start DATA EXTRACT

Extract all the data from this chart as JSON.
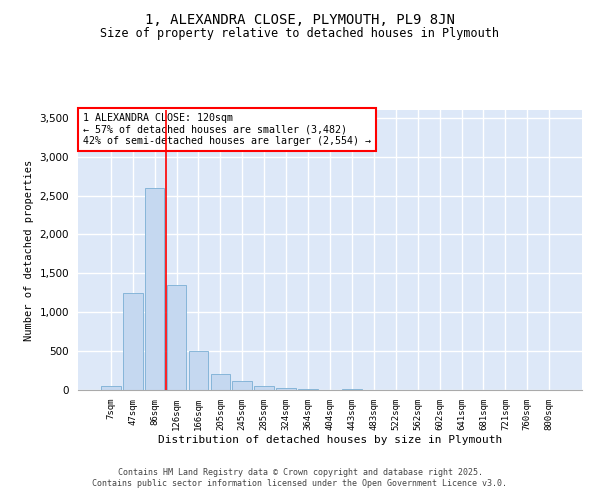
{
  "title": "1, ALEXANDRA CLOSE, PLYMOUTH, PL9 8JN",
  "subtitle": "Size of property relative to detached houses in Plymouth",
  "xlabel": "Distribution of detached houses by size in Plymouth",
  "ylabel": "Number of detached properties",
  "annotation_line1": "1 ALEXANDRA CLOSE: 120sqm",
  "annotation_line2": "← 57% of detached houses are smaller (3,482)",
  "annotation_line3": "42% of semi-detached houses are larger (2,554) →",
  "categories": [
    "7sqm",
    "47sqm",
    "86sqm",
    "126sqm",
    "166sqm",
    "205sqm",
    "245sqm",
    "285sqm",
    "324sqm",
    "364sqm",
    "404sqm",
    "443sqm",
    "483sqm",
    "522sqm",
    "562sqm",
    "602sqm",
    "641sqm",
    "681sqm",
    "721sqm",
    "760sqm",
    "800sqm"
  ],
  "bar_heights": [
    50,
    1250,
    2600,
    1350,
    500,
    200,
    110,
    50,
    20,
    10,
    5,
    10,
    3,
    0,
    0,
    0,
    0,
    0,
    0,
    0,
    0
  ],
  "bar_color": "#c5d8f0",
  "bar_edge_color": "#7bafd4",
  "vline_x_index": 3,
  "vline_color": "red",
  "ylim": [
    0,
    3600
  ],
  "yticks": [
    0,
    500,
    1000,
    1500,
    2000,
    2500,
    3000,
    3500
  ],
  "background_color": "#dde8f8",
  "footer_line1": "Contains HM Land Registry data © Crown copyright and database right 2025.",
  "footer_line2": "Contains public sector information licensed under the Open Government Licence v3.0."
}
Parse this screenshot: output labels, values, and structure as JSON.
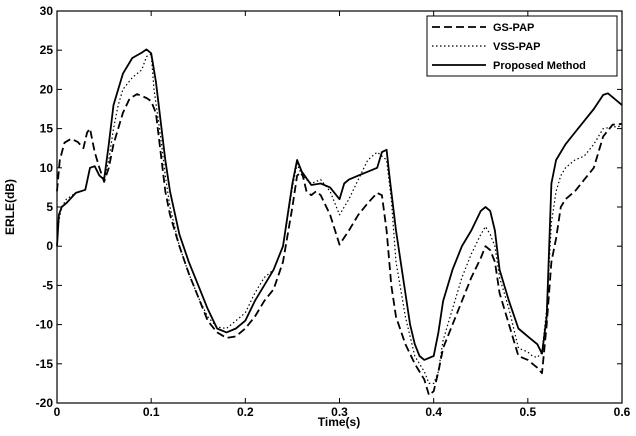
{
  "chart_data": {
    "type": "line",
    "title": "",
    "xlabel": "Time(s)",
    "ylabel": "ERLE(dB)",
    "xlim": [
      0,
      0.6
    ],
    "ylim": [
      -20,
      30
    ],
    "x_ticks": [
      0,
      0.1,
      0.2,
      0.3,
      0.4,
      0.5,
      0.6
    ],
    "y_ticks": [
      -20,
      -15,
      -10,
      -5,
      0,
      5,
      10,
      15,
      20,
      25,
      30
    ],
    "x_tick_labels": [
      "0",
      "0.1",
      "0.2",
      "0.3",
      "0.4",
      "0.5",
      "0.6"
    ],
    "y_tick_labels": [
      "-20",
      "-15",
      "-10",
      "-5",
      "0",
      "5",
      "10",
      "15",
      "20",
      "25",
      "30"
    ],
    "grid": false,
    "legend_position": "top-right",
    "series": [
      {
        "name": "GS-PAP",
        "style": "dashed",
        "color": "#000000",
        "points": [
          [
            0,
            7
          ],
          [
            0.003,
            11
          ],
          [
            0.008,
            13.2
          ],
          [
            0.015,
            13.7
          ],
          [
            0.022,
            13.3
          ],
          [
            0.028,
            12.5
          ],
          [
            0.032,
            14.5
          ],
          [
            0.035,
            15
          ],
          [
            0.04,
            12
          ],
          [
            0.045,
            10
          ],
          [
            0.05,
            8.2
          ],
          [
            0.055,
            10
          ],
          [
            0.06,
            13
          ],
          [
            0.065,
            15
          ],
          [
            0.07,
            17
          ],
          [
            0.077,
            18.8
          ],
          [
            0.085,
            19.4
          ],
          [
            0.095,
            18.9
          ],
          [
            0.1,
            18.5
          ],
          [
            0.105,
            17
          ],
          [
            0.11,
            12
          ],
          [
            0.115,
            7
          ],
          [
            0.12,
            4
          ],
          [
            0.13,
            0
          ],
          [
            0.14,
            -3.5
          ],
          [
            0.15,
            -6.5
          ],
          [
            0.16,
            -9.5
          ],
          [
            0.17,
            -11
          ],
          [
            0.18,
            -11.7
          ],
          [
            0.19,
            -11.5
          ],
          [
            0.2,
            -10.5
          ],
          [
            0.21,
            -9
          ],
          [
            0.22,
            -7
          ],
          [
            0.23,
            -5.5
          ],
          [
            0.24,
            -2
          ],
          [
            0.25,
            5
          ],
          [
            0.255,
            9
          ],
          [
            0.26,
            9.5
          ],
          [
            0.265,
            7
          ],
          [
            0.27,
            6.5
          ],
          [
            0.275,
            7
          ],
          [
            0.28,
            6.5
          ],
          [
            0.29,
            4
          ],
          [
            0.3,
            0.2
          ],
          [
            0.31,
            2
          ],
          [
            0.32,
            4
          ],
          [
            0.33,
            5.5
          ],
          [
            0.34,
            6.8
          ],
          [
            0.345,
            6.5
          ],
          [
            0.35,
            2
          ],
          [
            0.355,
            -5
          ],
          [
            0.36,
            -9
          ],
          [
            0.37,
            -12.5
          ],
          [
            0.38,
            -15
          ],
          [
            0.39,
            -17
          ],
          [
            0.395,
            -19
          ],
          [
            0.4,
            -18.5
          ],
          [
            0.405,
            -16
          ],
          [
            0.41,
            -13
          ],
          [
            0.42,
            -10
          ],
          [
            0.43,
            -7
          ],
          [
            0.44,
            -4
          ],
          [
            0.45,
            -1.5
          ],
          [
            0.455,
            0
          ],
          [
            0.46,
            -0.5
          ],
          [
            0.465,
            -2
          ],
          [
            0.47,
            -6
          ],
          [
            0.48,
            -10
          ],
          [
            0.49,
            -14
          ],
          [
            0.5,
            -14.5
          ],
          [
            0.505,
            -15
          ],
          [
            0.51,
            -15.5
          ],
          [
            0.515,
            -16.2
          ],
          [
            0.52,
            -10
          ],
          [
            0.525,
            -2
          ],
          [
            0.53,
            1
          ],
          [
            0.535,
            5
          ],
          [
            0.54,
            6
          ],
          [
            0.55,
            7
          ],
          [
            0.56,
            8.5
          ],
          [
            0.57,
            10
          ],
          [
            0.58,
            14
          ],
          [
            0.59,
            15.5
          ],
          [
            0.6,
            15.6
          ]
        ]
      },
      {
        "name": "VSS-PAP",
        "style": "dotted",
        "color": "#000000",
        "points": [
          [
            0,
            2
          ],
          [
            0.005,
            5
          ],
          [
            0.01,
            6
          ],
          [
            0.02,
            6.8
          ],
          [
            0.03,
            7.2
          ],
          [
            0.035,
            10
          ],
          [
            0.04,
            10.2
          ],
          [
            0.045,
            9
          ],
          [
            0.05,
            8.5
          ],
          [
            0.055,
            11
          ],
          [
            0.06,
            15
          ],
          [
            0.065,
            18
          ],
          [
            0.07,
            20
          ],
          [
            0.08,
            21.5
          ],
          [
            0.09,
            22.5
          ],
          [
            0.095,
            24.2
          ],
          [
            0.1,
            24.5
          ],
          [
            0.103,
            20
          ],
          [
            0.11,
            14
          ],
          [
            0.115,
            9
          ],
          [
            0.12,
            5
          ],
          [
            0.13,
            0
          ],
          [
            0.14,
            -3.5
          ],
          [
            0.15,
            -6.5
          ],
          [
            0.16,
            -9
          ],
          [
            0.17,
            -10.3
          ],
          [
            0.18,
            -10.5
          ],
          [
            0.19,
            -9.5
          ],
          [
            0.2,
            -8.5
          ],
          [
            0.21,
            -6
          ],
          [
            0.22,
            -4
          ],
          [
            0.23,
            -3
          ],
          [
            0.24,
            0
          ],
          [
            0.25,
            7.5
          ],
          [
            0.255,
            10.5
          ],
          [
            0.26,
            9
          ],
          [
            0.27,
            8
          ],
          [
            0.28,
            8.5
          ],
          [
            0.29,
            7
          ],
          [
            0.3,
            4
          ],
          [
            0.31,
            6
          ],
          [
            0.32,
            8.5
          ],
          [
            0.33,
            11
          ],
          [
            0.34,
            12
          ],
          [
            0.35,
            11
          ],
          [
            0.355,
            6
          ],
          [
            0.36,
            -2
          ],
          [
            0.37,
            -9
          ],
          [
            0.38,
            -14
          ],
          [
            0.39,
            -16
          ],
          [
            0.395,
            -17.5
          ],
          [
            0.4,
            -17.5
          ],
          [
            0.405,
            -16
          ],
          [
            0.41,
            -12
          ],
          [
            0.42,
            -8
          ],
          [
            0.43,
            -4
          ],
          [
            0.44,
            -1
          ],
          [
            0.45,
            1.5
          ],
          [
            0.455,
            2.5
          ],
          [
            0.46,
            1.5
          ],
          [
            0.465,
            0
          ],
          [
            0.47,
            -4
          ],
          [
            0.48,
            -8
          ],
          [
            0.49,
            -13
          ],
          [
            0.5,
            -13.5
          ],
          [
            0.505,
            -14
          ],
          [
            0.51,
            -14.2
          ],
          [
            0.515,
            -13.5
          ],
          [
            0.52,
            -8
          ],
          [
            0.525,
            3
          ],
          [
            0.53,
            7
          ],
          [
            0.535,
            9
          ],
          [
            0.54,
            10
          ],
          [
            0.55,
            11
          ],
          [
            0.56,
            11.5
          ],
          [
            0.57,
            13
          ],
          [
            0.58,
            15
          ],
          [
            0.59,
            15.2
          ],
          [
            0.6,
            15.3
          ]
        ]
      },
      {
        "name": "Proposed Method",
        "style": "solid",
        "color": "#000000",
        "points": [
          [
            0,
            0
          ],
          [
            0.002,
            4
          ],
          [
            0.005,
            5
          ],
          [
            0.01,
            5.5
          ],
          [
            0.02,
            6.8
          ],
          [
            0.03,
            7.2
          ],
          [
            0.035,
            10
          ],
          [
            0.04,
            10.2
          ],
          [
            0.045,
            9
          ],
          [
            0.05,
            8.5
          ],
          [
            0.055,
            13
          ],
          [
            0.06,
            18
          ],
          [
            0.065,
            20
          ],
          [
            0.07,
            22
          ],
          [
            0.08,
            24
          ],
          [
            0.09,
            24.7
          ],
          [
            0.095,
            25.1
          ],
          [
            0.1,
            24.6
          ],
          [
            0.105,
            21
          ],
          [
            0.11,
            16
          ],
          [
            0.115,
            11
          ],
          [
            0.12,
            7
          ],
          [
            0.13,
            1.5
          ],
          [
            0.14,
            -2
          ],
          [
            0.15,
            -5
          ],
          [
            0.16,
            -8
          ],
          [
            0.17,
            -10.5
          ],
          [
            0.18,
            -11
          ],
          [
            0.19,
            -10.5
          ],
          [
            0.2,
            -9.5
          ],
          [
            0.21,
            -7
          ],
          [
            0.22,
            -5
          ],
          [
            0.23,
            -3
          ],
          [
            0.24,
            0
          ],
          [
            0.25,
            8
          ],
          [
            0.255,
            11
          ],
          [
            0.26,
            9.5
          ],
          [
            0.27,
            7.8
          ],
          [
            0.28,
            8
          ],
          [
            0.29,
            7.5
          ],
          [
            0.3,
            6
          ],
          [
            0.305,
            8
          ],
          [
            0.31,
            8.5
          ],
          [
            0.32,
            9
          ],
          [
            0.33,
            9.5
          ],
          [
            0.34,
            10
          ],
          [
            0.345,
            12
          ],
          [
            0.35,
            12.3
          ],
          [
            0.353,
            9
          ],
          [
            0.36,
            2
          ],
          [
            0.37,
            -6
          ],
          [
            0.375,
            -10
          ],
          [
            0.38,
            -12.5
          ],
          [
            0.385,
            -14
          ],
          [
            0.39,
            -14.5
          ],
          [
            0.4,
            -14
          ],
          [
            0.405,
            -11
          ],
          [
            0.41,
            -7
          ],
          [
            0.42,
            -3
          ],
          [
            0.43,
            0
          ],
          [
            0.44,
            2
          ],
          [
            0.45,
            4.5
          ],
          [
            0.455,
            5
          ],
          [
            0.46,
            4.5
          ],
          [
            0.465,
            2
          ],
          [
            0.47,
            -3
          ],
          [
            0.48,
            -7
          ],
          [
            0.49,
            -10.5
          ],
          [
            0.5,
            -11.5
          ],
          [
            0.505,
            -12
          ],
          [
            0.51,
            -12.5
          ],
          [
            0.515,
            -13.7
          ],
          [
            0.52,
            -9
          ],
          [
            0.525,
            8
          ],
          [
            0.53,
            11
          ],
          [
            0.54,
            13
          ],
          [
            0.55,
            14.5
          ],
          [
            0.56,
            16
          ],
          [
            0.57,
            17.5
          ],
          [
            0.58,
            19.3
          ],
          [
            0.585,
            19.5
          ],
          [
            0.59,
            19
          ],
          [
            0.6,
            18
          ]
        ]
      }
    ]
  }
}
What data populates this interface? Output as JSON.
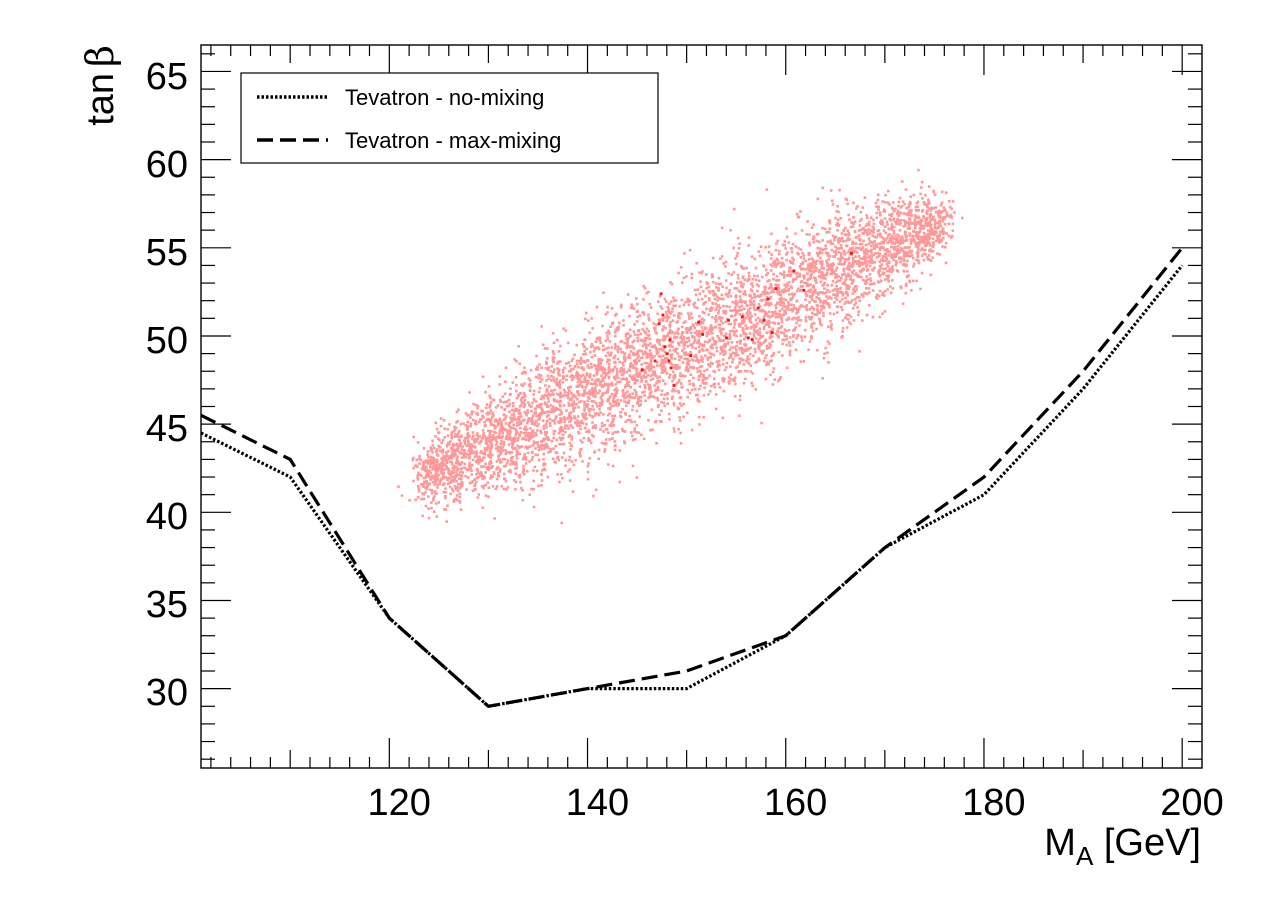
{
  "chart_data": {
    "type": "scatter",
    "xlabel": {
      "main": "M",
      "sub": "A",
      "unit": " [GeV]"
    },
    "ylabel": {
      "main": "tan",
      "symbol": "β"
    },
    "xlim": [
      101,
      202
    ],
    "ylim": [
      25.5,
      66.5
    ],
    "x_ticks": [
      120,
      140,
      160,
      180,
      200
    ],
    "x_tick_labels": [
      "120",
      "140",
      "160",
      "180",
      "200"
    ],
    "y_ticks": [
      30,
      35,
      40,
      45,
      50,
      55,
      60,
      65
    ],
    "y_tick_labels": [
      "30",
      "35",
      "40",
      "45",
      "50",
      "55",
      "60",
      "65"
    ],
    "grid": false,
    "legend_position": "top-left",
    "series": [
      {
        "name": "Tevatron - no-mixing",
        "style": "dotted",
        "color": "#000000",
        "x": [
          101,
          110,
          120,
          130,
          140,
          150,
          160,
          170,
          180,
          190,
          200
        ],
        "y": [
          44.5,
          42,
          34,
          29,
          30,
          30,
          33,
          38,
          41,
          47,
          54
        ]
      },
      {
        "name": "Tevatron - max-mixing",
        "style": "dashed",
        "color": "#000000",
        "x": [
          101,
          110,
          120,
          130,
          140,
          150,
          160,
          170,
          180,
          190,
          200
        ],
        "y": [
          45.5,
          43,
          34,
          29,
          30,
          31,
          33,
          38,
          42,
          48,
          55
        ]
      }
    ],
    "scatter_cloud": {
      "color": "#ff9999",
      "x_range": [
        117,
        180
      ],
      "y_range": [
        38,
        59.5
      ],
      "center_slope_tan_per_gev": 0.275,
      "center_at_x130": 44,
      "width_tan": 1.6
    },
    "highlight_points": {
      "color": "#ee1111",
      "points": [
        [
          145.5,
          48.1
        ],
        [
          146.8,
          48.6
        ],
        [
          147.2,
          50.7
        ],
        [
          147.6,
          51.2
        ],
        [
          147.8,
          49.4
        ],
        [
          148.0,
          49.0
        ],
        [
          148.2,
          48.6
        ],
        [
          148.4,
          48.2
        ],
        [
          148.7,
          47.2
        ],
        [
          148.3,
          49.8
        ],
        [
          150.4,
          48.9
        ],
        [
          151.2,
          50.8
        ],
        [
          151.6,
          50.1
        ],
        [
          154.0,
          49.9
        ],
        [
          154.2,
          50.9
        ],
        [
          155.6,
          51.1
        ],
        [
          156.2,
          49.9
        ],
        [
          156.6,
          49.8
        ],
        [
          157.2,
          51.6
        ],
        [
          157.8,
          50.9
        ],
        [
          158.2,
          52.1
        ],
        [
          158.6,
          50.2
        ],
        [
          159.0,
          52.7
        ],
        [
          160.8,
          53.7
        ],
        [
          161.8,
          52.6
        ],
        [
          166.6,
          54.7
        ],
        [
          147.4,
          52.4
        ]
      ]
    }
  }
}
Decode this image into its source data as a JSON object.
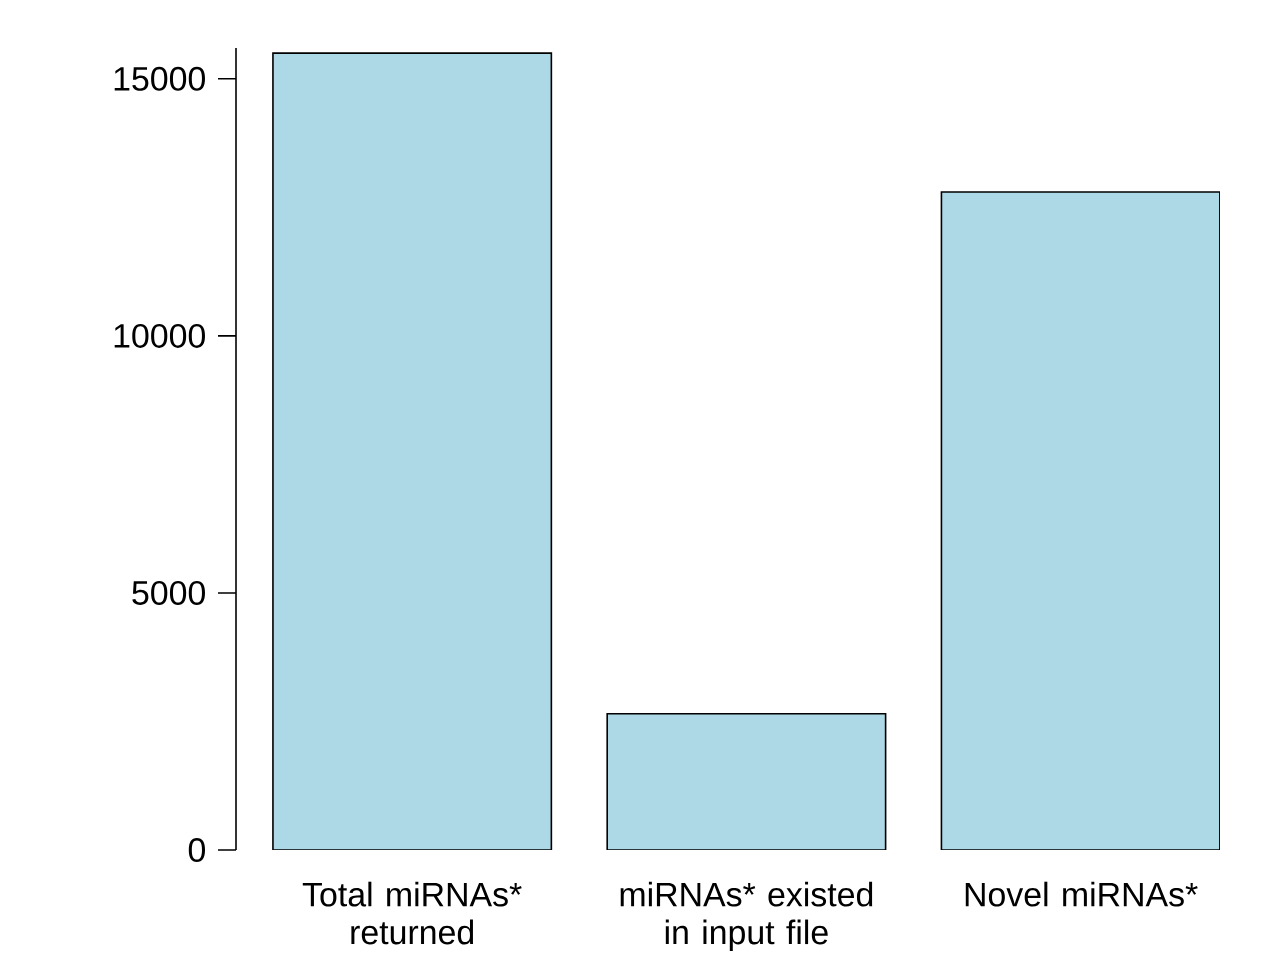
{
  "chart_data": {
    "type": "bar",
    "categories": [
      "Total miRNAs* returned",
      "miRNAs* existed in input file",
      "Novel miRNAs*"
    ],
    "values": [
      15500,
      2650,
      12800
    ],
    "color": "#add8e6",
    "ylim": [
      0,
      15600
    ],
    "yticks": [
      0,
      5000,
      10000,
      15000
    ]
  }
}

end DATA EXTRACT

**AIM**
From the data, pick out every line that includes "JSON".

**OUTPUT OF THE TASK**
Extract all the data from this chart as JSON.
Parse this screenshot: output labels, values, and structure as JSON.
What data populates this interface? Output as JSON.
Decode this image into its source data as a JSON object.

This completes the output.